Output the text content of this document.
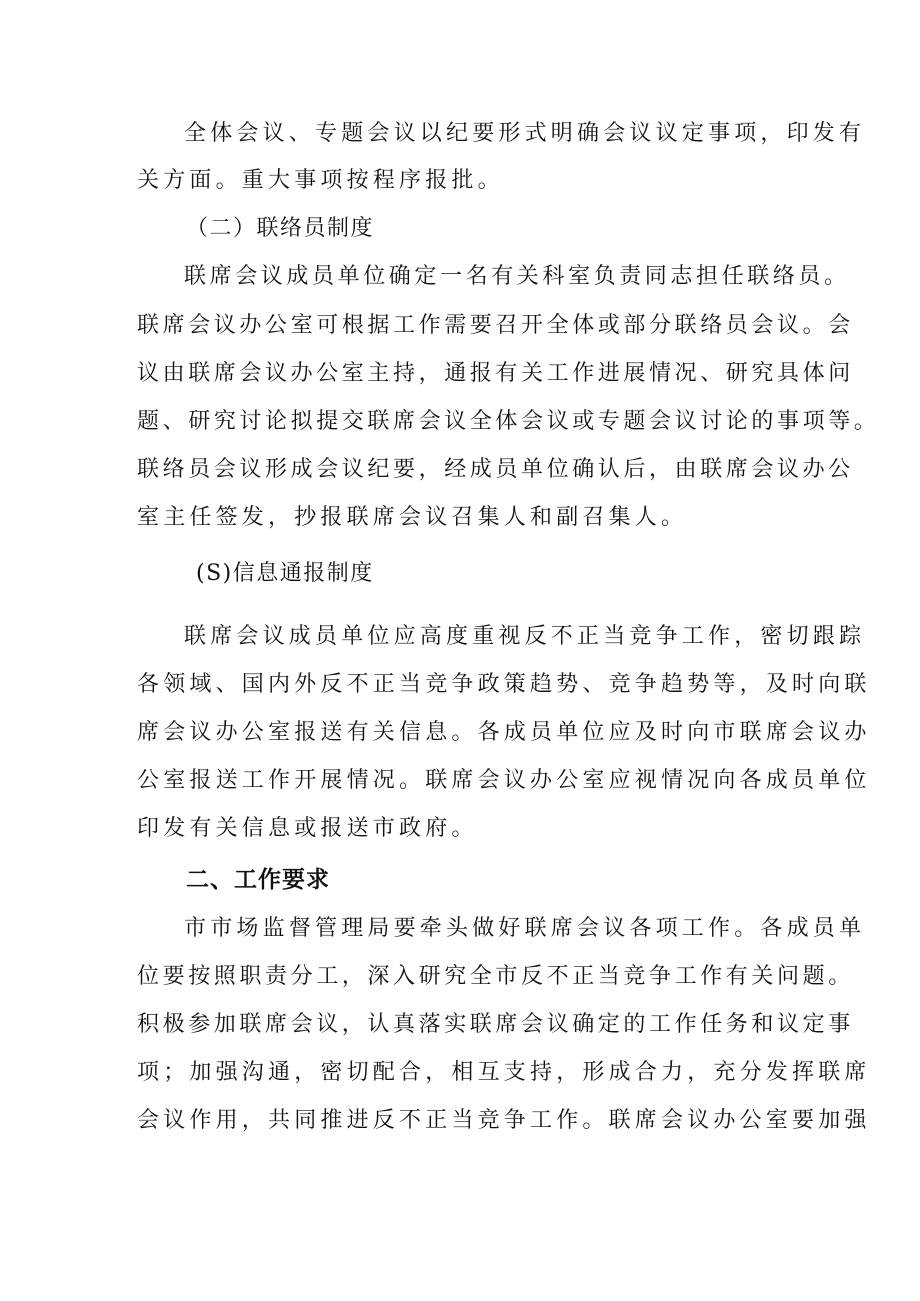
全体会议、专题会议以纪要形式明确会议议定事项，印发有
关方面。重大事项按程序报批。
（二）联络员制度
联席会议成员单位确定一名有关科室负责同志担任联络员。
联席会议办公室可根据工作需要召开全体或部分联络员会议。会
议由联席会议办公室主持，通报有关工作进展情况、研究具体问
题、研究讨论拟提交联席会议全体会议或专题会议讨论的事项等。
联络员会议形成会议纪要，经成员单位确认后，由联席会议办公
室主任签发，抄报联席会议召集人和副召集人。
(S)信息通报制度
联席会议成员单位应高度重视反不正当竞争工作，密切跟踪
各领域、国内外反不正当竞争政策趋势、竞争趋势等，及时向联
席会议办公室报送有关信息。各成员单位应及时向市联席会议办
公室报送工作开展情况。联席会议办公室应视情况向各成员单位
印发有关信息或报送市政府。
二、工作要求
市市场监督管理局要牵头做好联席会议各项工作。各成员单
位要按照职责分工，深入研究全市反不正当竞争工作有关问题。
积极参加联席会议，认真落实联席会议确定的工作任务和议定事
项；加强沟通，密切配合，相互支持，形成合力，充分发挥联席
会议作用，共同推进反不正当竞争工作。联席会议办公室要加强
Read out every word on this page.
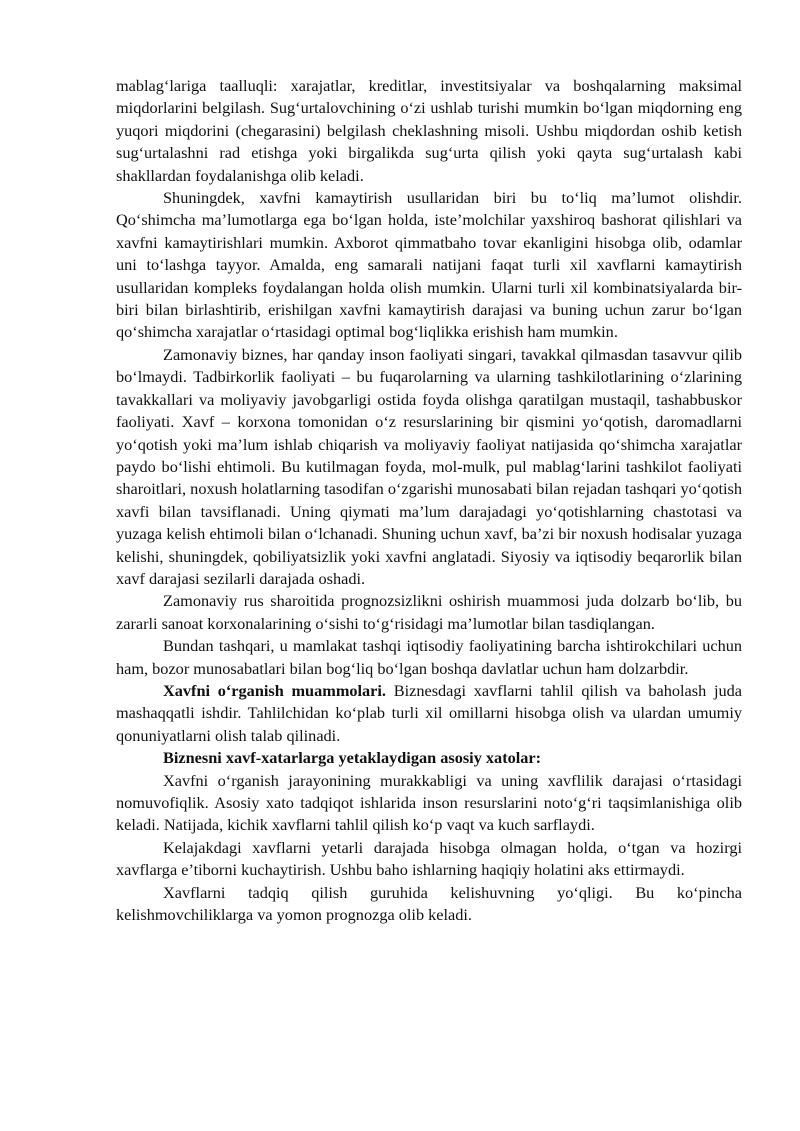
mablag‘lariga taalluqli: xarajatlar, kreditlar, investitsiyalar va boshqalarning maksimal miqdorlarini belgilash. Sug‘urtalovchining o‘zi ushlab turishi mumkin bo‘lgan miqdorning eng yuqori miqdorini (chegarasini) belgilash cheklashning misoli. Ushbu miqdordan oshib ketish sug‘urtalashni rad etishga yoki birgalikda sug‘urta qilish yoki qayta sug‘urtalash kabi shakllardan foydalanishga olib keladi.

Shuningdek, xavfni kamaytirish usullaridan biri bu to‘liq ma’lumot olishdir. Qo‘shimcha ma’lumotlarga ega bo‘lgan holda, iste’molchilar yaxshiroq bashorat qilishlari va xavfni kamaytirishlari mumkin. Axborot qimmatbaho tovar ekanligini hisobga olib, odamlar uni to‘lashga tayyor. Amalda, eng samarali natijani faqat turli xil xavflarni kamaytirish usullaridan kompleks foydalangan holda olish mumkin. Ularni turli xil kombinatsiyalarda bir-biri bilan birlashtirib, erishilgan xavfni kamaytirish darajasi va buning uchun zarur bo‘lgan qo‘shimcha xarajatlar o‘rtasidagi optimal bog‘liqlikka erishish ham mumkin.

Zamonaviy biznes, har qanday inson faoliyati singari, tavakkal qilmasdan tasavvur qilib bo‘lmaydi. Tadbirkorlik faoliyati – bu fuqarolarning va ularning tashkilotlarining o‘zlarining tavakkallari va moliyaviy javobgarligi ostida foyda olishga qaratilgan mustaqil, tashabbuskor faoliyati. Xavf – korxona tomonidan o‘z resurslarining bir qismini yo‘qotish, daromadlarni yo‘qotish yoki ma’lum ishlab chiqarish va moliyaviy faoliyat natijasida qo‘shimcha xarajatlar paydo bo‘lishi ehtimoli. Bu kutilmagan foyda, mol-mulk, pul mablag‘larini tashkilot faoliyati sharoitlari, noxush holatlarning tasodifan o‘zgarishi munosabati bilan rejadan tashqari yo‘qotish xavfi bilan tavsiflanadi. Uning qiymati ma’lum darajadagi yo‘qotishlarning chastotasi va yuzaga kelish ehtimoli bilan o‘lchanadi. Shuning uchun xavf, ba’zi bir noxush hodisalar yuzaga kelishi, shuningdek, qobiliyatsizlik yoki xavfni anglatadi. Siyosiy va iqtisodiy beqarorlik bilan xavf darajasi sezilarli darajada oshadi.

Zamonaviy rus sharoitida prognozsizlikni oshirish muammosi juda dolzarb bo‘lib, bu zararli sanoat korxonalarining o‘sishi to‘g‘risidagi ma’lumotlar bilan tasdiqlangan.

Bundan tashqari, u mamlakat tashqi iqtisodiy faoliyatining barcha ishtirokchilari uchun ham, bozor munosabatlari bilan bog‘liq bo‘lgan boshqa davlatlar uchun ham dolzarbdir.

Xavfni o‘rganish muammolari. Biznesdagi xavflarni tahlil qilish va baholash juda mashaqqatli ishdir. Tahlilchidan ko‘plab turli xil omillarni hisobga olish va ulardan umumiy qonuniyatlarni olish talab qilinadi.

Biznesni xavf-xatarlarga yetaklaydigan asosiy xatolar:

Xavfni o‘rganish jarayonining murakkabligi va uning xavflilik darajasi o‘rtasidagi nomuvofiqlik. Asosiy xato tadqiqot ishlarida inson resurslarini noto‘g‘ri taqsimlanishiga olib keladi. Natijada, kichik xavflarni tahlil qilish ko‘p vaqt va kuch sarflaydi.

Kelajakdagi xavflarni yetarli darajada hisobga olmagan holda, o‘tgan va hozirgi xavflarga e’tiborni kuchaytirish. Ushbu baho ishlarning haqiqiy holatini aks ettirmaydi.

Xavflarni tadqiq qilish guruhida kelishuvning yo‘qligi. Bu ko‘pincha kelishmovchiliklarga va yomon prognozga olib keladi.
###
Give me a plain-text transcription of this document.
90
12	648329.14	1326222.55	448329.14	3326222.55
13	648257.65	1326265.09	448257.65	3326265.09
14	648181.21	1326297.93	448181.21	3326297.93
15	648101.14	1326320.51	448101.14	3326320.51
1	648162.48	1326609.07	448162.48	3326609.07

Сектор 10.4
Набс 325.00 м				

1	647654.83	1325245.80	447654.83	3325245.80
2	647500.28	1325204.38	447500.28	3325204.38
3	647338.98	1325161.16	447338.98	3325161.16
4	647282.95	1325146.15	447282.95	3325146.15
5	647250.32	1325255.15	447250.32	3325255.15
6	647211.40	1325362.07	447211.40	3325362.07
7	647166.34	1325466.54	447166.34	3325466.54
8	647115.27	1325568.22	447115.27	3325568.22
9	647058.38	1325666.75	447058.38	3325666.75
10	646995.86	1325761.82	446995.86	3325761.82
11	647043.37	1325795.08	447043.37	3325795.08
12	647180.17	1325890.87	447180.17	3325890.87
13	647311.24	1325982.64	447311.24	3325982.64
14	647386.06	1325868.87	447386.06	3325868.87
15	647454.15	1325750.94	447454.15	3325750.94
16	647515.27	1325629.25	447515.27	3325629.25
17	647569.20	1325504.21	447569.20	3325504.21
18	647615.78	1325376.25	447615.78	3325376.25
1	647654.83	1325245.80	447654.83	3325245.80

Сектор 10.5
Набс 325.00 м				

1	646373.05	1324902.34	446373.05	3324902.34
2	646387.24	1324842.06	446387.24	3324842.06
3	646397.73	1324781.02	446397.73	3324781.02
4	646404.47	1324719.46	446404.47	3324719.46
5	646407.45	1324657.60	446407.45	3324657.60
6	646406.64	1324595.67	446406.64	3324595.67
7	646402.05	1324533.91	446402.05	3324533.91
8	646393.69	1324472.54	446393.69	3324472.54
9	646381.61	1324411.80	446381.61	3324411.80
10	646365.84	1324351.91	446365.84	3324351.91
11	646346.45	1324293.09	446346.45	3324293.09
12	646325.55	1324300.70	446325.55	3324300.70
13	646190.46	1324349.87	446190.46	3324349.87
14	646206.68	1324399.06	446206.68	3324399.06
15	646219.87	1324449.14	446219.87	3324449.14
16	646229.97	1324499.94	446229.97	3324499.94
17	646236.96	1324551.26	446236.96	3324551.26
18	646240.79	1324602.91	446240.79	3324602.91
###
Each line that contains the word "turli" counts toward the total; give only that total.

• _Reply_
2